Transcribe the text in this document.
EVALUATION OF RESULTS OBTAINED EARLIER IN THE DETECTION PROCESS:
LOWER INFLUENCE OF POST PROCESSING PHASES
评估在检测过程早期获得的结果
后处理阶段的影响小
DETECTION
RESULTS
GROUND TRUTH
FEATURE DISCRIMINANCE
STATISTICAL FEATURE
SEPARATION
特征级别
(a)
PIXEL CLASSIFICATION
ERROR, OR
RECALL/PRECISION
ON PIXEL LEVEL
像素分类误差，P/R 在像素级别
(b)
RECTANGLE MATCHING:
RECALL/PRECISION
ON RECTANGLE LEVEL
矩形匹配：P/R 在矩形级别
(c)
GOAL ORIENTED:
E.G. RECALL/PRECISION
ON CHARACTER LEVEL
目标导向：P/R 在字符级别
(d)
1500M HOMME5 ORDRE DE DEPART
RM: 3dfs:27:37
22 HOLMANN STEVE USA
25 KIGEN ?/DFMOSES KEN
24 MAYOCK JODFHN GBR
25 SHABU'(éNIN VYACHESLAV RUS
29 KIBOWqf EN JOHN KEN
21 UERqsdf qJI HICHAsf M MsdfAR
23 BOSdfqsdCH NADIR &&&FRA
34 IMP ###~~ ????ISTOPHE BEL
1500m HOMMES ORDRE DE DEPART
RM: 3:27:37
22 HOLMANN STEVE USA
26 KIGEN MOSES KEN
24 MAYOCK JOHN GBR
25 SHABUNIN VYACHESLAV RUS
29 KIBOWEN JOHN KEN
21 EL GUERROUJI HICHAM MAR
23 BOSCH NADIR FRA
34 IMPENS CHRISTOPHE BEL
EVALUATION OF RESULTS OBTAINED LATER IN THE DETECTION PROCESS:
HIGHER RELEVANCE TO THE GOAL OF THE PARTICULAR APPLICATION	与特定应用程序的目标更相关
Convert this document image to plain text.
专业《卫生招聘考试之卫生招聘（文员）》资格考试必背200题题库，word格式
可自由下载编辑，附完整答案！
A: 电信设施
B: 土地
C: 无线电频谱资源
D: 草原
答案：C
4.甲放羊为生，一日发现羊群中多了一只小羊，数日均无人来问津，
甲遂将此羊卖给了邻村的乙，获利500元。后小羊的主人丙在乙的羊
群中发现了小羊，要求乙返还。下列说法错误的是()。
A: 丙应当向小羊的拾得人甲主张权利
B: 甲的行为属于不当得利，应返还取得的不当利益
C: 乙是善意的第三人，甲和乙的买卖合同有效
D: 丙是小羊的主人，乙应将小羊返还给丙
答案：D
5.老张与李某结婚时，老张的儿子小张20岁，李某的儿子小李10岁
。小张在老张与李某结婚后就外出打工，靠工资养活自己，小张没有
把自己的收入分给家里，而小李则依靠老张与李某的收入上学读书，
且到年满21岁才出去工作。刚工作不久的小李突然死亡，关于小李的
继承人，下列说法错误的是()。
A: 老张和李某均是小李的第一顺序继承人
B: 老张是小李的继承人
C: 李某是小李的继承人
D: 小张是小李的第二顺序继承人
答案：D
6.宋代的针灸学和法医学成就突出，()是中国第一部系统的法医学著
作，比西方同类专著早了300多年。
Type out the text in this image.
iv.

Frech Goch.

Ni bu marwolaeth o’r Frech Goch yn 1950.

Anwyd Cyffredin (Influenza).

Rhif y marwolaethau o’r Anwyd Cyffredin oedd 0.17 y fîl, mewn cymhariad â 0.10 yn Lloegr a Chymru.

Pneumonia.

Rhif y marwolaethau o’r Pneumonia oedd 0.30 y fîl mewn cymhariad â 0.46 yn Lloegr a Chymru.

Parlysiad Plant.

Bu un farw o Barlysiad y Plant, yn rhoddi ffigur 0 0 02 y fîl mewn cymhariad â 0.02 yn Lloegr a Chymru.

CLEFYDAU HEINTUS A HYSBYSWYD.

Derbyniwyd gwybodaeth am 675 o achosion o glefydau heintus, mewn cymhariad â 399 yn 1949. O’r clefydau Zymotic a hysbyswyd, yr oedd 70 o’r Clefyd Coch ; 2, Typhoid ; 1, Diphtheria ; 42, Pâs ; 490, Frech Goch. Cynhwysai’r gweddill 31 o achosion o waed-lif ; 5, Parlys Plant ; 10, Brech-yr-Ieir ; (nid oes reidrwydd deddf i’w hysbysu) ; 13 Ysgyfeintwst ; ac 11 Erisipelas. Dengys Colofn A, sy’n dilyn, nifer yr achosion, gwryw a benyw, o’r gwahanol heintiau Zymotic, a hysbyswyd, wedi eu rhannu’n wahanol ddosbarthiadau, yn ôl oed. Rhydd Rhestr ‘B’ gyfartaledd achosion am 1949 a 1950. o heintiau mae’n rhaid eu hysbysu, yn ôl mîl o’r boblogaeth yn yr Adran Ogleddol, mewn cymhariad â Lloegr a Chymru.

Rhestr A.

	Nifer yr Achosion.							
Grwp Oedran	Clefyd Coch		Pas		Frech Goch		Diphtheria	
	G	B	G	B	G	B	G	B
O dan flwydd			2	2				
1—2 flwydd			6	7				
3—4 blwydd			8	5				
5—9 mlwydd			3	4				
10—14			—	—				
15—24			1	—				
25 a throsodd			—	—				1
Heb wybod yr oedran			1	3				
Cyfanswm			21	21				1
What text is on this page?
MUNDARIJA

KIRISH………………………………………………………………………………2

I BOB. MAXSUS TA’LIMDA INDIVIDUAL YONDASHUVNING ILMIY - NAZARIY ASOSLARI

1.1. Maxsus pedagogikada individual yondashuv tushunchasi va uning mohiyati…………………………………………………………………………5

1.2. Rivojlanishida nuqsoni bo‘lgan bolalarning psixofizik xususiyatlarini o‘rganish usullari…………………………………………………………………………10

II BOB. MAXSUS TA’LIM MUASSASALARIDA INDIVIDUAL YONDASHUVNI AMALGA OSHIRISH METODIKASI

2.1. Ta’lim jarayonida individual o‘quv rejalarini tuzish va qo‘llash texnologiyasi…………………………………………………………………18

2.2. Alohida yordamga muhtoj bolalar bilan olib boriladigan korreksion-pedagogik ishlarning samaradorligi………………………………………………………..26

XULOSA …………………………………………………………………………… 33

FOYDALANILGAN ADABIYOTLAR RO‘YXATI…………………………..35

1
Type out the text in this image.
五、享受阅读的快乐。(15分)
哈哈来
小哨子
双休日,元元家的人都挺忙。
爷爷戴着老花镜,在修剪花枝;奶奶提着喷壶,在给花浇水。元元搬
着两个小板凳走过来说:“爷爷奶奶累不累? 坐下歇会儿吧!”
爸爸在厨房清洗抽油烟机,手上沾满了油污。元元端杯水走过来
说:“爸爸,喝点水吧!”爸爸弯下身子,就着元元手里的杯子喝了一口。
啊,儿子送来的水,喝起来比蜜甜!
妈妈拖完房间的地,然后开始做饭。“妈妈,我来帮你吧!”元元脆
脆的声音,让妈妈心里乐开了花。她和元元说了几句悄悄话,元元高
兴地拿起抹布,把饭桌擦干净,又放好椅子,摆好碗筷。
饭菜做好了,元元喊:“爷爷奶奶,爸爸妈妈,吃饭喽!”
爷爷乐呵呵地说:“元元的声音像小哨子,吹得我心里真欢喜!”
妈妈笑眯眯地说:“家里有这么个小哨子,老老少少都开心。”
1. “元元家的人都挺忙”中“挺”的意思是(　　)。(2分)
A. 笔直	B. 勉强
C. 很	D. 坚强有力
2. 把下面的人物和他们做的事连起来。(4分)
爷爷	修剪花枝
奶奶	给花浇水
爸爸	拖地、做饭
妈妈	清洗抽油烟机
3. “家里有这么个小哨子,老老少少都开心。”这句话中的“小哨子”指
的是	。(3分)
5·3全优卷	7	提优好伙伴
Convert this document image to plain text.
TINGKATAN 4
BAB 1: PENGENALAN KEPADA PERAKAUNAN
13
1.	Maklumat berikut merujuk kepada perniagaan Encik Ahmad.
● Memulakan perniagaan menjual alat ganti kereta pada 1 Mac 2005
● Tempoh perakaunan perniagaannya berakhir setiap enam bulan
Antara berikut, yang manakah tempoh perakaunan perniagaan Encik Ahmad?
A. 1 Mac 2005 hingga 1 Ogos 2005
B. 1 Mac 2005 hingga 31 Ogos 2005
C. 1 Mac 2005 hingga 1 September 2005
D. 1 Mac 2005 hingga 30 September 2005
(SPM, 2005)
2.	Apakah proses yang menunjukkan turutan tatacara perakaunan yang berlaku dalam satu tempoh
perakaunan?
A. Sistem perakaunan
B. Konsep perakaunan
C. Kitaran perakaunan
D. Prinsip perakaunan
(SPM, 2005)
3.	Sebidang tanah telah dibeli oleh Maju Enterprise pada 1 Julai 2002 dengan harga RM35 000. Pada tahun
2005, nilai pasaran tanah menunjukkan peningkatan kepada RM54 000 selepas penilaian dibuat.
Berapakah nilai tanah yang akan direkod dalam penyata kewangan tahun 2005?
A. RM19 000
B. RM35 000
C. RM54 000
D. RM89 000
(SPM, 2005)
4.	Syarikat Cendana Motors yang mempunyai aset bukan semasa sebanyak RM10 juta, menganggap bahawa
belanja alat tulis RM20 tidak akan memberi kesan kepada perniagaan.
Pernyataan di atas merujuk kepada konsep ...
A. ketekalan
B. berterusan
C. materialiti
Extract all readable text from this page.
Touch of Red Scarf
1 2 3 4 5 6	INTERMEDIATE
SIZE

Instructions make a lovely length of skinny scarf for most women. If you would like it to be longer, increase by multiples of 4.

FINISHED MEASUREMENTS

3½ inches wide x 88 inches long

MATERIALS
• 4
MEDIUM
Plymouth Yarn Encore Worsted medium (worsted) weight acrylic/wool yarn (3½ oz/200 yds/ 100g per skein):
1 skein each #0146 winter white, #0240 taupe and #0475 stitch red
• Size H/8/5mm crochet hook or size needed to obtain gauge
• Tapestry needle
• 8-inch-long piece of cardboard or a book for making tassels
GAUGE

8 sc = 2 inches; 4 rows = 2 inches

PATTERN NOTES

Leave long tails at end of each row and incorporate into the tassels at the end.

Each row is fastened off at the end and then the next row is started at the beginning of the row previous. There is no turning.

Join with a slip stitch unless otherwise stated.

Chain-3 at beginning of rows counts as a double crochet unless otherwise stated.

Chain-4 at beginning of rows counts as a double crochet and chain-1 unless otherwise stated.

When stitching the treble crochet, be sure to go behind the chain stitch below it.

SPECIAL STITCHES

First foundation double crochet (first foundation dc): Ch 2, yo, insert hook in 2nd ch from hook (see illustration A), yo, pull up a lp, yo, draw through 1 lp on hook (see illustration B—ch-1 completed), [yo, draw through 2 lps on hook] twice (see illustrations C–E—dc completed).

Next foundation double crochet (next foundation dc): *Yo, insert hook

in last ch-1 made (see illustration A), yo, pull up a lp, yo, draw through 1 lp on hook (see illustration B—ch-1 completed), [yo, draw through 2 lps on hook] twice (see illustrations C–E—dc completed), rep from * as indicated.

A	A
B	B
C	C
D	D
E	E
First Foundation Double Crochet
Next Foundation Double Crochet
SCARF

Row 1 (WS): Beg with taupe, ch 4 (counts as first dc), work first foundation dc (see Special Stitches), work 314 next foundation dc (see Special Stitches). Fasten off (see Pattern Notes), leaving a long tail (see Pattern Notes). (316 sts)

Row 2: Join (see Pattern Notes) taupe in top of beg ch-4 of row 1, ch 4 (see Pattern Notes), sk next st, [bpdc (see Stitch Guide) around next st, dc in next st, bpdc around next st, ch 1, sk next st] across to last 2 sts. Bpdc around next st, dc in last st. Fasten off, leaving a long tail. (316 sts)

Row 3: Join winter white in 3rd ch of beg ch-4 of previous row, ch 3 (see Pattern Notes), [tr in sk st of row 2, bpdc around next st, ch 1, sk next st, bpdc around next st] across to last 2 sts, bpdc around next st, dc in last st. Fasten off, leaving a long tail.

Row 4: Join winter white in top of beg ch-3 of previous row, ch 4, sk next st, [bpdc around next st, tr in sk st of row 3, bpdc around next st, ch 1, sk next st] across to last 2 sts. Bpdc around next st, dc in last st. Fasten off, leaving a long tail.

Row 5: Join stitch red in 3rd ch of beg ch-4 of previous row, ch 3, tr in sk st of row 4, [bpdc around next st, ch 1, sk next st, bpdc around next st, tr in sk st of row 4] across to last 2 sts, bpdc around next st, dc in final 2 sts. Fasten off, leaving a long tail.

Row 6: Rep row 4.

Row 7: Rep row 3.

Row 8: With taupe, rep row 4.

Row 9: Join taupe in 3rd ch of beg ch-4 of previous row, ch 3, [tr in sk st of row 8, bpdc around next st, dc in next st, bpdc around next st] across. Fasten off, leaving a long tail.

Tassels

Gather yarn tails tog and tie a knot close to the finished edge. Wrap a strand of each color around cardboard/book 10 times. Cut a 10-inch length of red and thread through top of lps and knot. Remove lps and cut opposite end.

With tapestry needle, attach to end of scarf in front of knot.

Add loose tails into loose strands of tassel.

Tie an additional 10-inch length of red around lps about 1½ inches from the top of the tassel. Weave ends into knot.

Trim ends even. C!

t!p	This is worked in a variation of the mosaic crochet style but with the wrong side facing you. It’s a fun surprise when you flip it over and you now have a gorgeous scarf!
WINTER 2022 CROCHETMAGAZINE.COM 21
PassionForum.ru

★ ★ ★ ★

» WHAT YOU ARE ASKED TO DO
Pick out every line above that contains the word "JOHN" and copy it.

» EXERCISE RESPONSE
29 KIBOWqf EN JOHN KEN
24 MAYOCK JOHN GBR
29 KIBOWEN JOHN KEN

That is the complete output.